__SUPPLIED RECORDS__.
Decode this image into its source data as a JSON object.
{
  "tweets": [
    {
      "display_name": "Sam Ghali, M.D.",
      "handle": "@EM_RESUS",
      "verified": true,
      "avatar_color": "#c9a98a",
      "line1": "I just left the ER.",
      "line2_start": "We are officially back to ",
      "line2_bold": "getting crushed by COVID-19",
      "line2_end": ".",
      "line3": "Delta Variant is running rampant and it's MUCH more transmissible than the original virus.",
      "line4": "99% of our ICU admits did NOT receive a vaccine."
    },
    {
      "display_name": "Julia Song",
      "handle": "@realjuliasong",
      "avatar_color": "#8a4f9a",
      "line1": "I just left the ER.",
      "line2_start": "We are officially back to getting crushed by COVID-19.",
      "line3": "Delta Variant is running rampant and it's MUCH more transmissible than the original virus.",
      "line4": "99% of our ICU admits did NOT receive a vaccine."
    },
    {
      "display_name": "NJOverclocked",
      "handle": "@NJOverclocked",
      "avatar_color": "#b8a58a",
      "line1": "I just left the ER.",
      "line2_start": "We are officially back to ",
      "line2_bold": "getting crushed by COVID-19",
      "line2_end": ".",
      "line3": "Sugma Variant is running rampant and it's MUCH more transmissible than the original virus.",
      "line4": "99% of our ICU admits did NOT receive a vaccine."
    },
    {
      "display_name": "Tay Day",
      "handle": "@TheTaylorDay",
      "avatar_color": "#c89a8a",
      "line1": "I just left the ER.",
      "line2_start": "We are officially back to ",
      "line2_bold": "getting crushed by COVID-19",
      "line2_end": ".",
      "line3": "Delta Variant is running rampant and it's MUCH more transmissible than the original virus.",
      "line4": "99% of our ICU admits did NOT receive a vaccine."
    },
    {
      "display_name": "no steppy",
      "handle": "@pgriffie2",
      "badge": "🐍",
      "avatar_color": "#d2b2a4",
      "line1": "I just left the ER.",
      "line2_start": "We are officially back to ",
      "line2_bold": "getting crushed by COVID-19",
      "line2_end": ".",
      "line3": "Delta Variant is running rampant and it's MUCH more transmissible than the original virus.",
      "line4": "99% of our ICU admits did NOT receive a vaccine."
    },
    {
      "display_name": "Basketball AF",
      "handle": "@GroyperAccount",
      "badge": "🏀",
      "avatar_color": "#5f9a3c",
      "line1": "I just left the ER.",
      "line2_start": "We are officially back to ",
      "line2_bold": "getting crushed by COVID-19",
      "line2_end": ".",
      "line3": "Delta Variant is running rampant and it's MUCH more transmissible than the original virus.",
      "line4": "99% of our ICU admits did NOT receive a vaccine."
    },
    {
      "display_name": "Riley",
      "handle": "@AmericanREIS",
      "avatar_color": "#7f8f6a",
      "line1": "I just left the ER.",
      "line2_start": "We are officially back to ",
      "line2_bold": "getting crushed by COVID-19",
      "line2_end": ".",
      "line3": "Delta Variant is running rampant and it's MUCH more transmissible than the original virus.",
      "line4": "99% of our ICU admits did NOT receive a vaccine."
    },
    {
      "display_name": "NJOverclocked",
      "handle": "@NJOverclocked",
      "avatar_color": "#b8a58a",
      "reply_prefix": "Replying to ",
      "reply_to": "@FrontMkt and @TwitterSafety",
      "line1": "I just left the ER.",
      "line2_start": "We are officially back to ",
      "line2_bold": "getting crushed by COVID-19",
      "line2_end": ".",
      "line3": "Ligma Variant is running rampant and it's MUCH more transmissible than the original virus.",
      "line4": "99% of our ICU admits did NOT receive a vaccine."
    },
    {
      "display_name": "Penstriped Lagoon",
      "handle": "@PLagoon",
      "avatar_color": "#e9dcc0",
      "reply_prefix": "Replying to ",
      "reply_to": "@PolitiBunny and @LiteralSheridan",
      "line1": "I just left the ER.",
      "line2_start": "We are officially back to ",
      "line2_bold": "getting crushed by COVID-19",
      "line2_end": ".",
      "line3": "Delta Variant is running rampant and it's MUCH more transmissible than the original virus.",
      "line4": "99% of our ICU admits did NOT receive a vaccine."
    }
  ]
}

__TASK ITEM__. The string "handle" appears on how many lines of the records? State the number alone.

__RESPONSE BELOW__. 9